» **Instruction**: Write out all of the records precisely. Skip anything that is a picture.

» **Dataset content**:
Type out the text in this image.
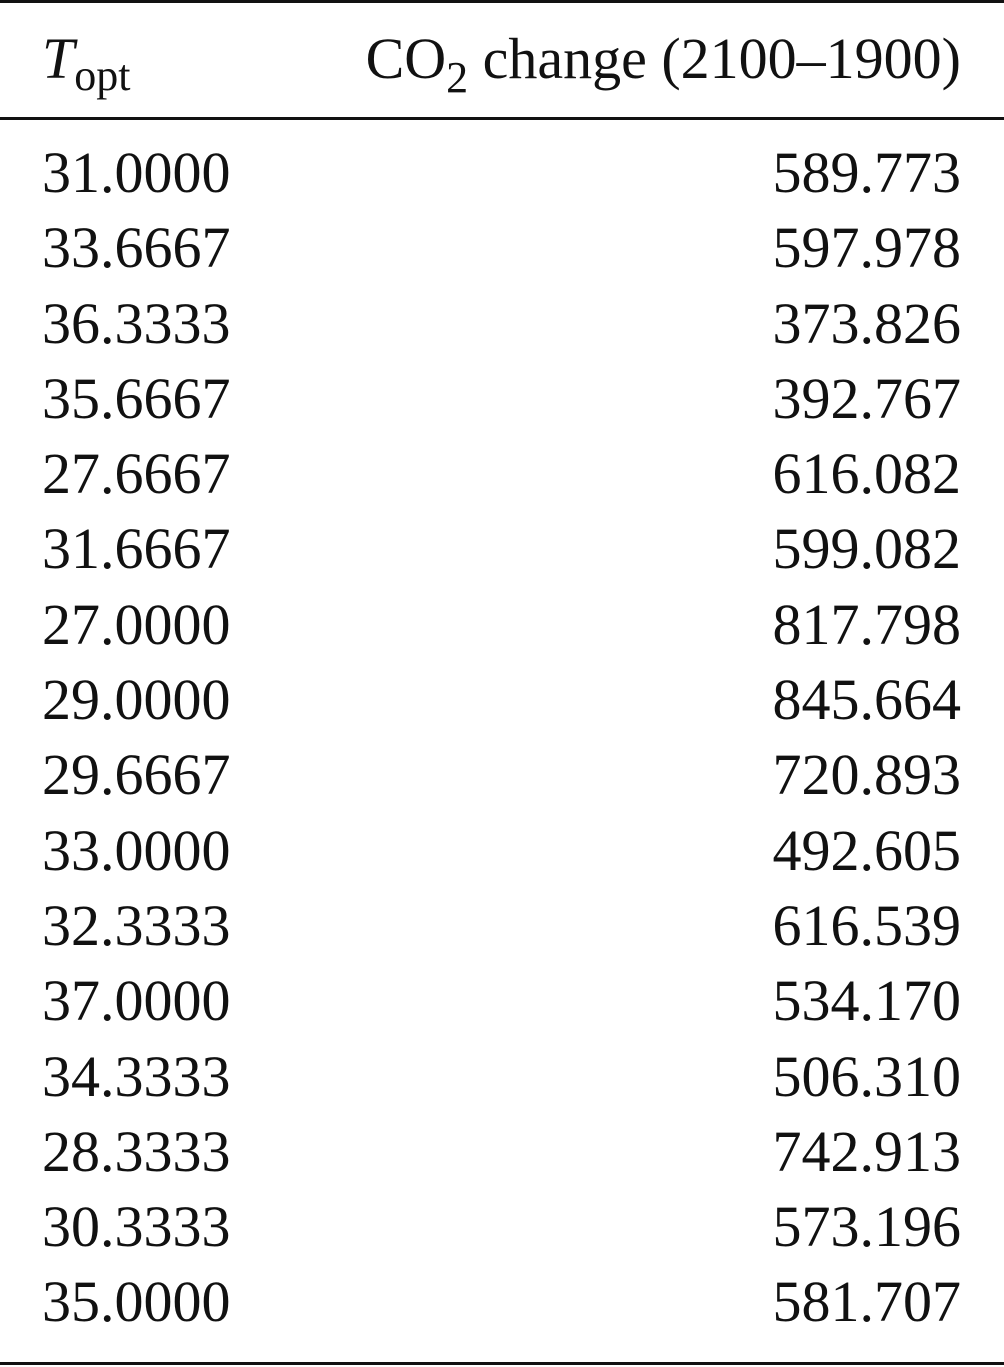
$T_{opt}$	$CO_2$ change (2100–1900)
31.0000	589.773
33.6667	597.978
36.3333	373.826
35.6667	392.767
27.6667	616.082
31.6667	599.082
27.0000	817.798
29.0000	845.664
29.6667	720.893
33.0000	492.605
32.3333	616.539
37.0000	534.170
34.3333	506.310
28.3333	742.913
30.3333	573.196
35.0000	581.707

» **Result**:
Type out the text in this image.
$T_{opt}$	$CO_2$ change (2100–1900)
31.0000	589.773
33.6667	597.978
36.3333	373.826
35.6667	392.767
27.6667	616.082
31.6667	599.082
27.0000	817.798
29.0000	845.664
29.6667	720.893
33.0000	492.605
32.3333	616.539
37.0000	534.170
34.3333	506.310
28.3333	742.913
30.3333	573.196
35.0000	581.707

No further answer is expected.